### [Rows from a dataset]
+---+
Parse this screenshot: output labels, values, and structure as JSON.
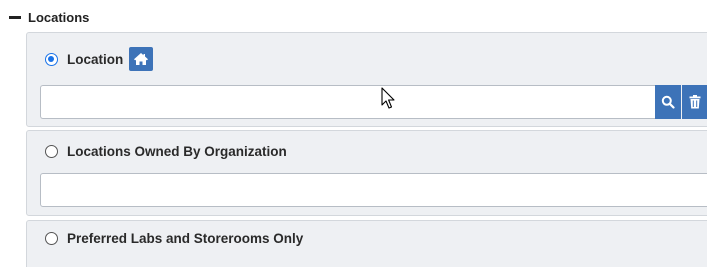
{
  "section": {
    "title": "Locations",
    "icon": "minus-collapse-icon"
  },
  "options": [
    {
      "label": "Location",
      "selected": true,
      "icon": "home-icon",
      "input_value": "",
      "input_placeholder": "",
      "actions": [
        "search-icon",
        "trash-icon"
      ]
    },
    {
      "label": "Locations Owned By Organization",
      "selected": false,
      "input_value": "",
      "input_placeholder": ""
    },
    {
      "label": "Preferred Labs and Storerooms Only",
      "selected": false
    }
  ],
  "colors": {
    "accent": "#3d73b8",
    "radio_selected": "#1a73e8",
    "panel_bg": "#eef0f3",
    "panel_border": "#d3d7dc"
  }
}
+---+
### [TASK OBJECTIVE]
Above are the records; reproduce them exactly and leave out the pictures.

### [COMPLETE ANSWER]
Parse this screenshot: output labels, values, and structure as JSON.
{
  "section": {
    "title": "Locations",
    "icon": "minus-collapse-icon"
  },
  "options": [
    {
      "label": "Location",
      "selected": true,
      "icon": "home-icon",
      "input_value": "",
      "input_placeholder": "",
      "actions": [
        "search-icon",
        "trash-icon"
      ]
    },
    {
      "label": "Locations Owned By Organization",
      "selected": false,
      "input_value": "",
      "input_placeholder": ""
    },
    {
      "label": "Preferred Labs and Storerooms Only",
      "selected": false
    }
  ],
  "colors": {
    "accent": "#3d73b8",
    "radio_selected": "#1a73e8",
    "panel_bg": "#eef0f3",
    "panel_border": "#d3d7dc"
  }
}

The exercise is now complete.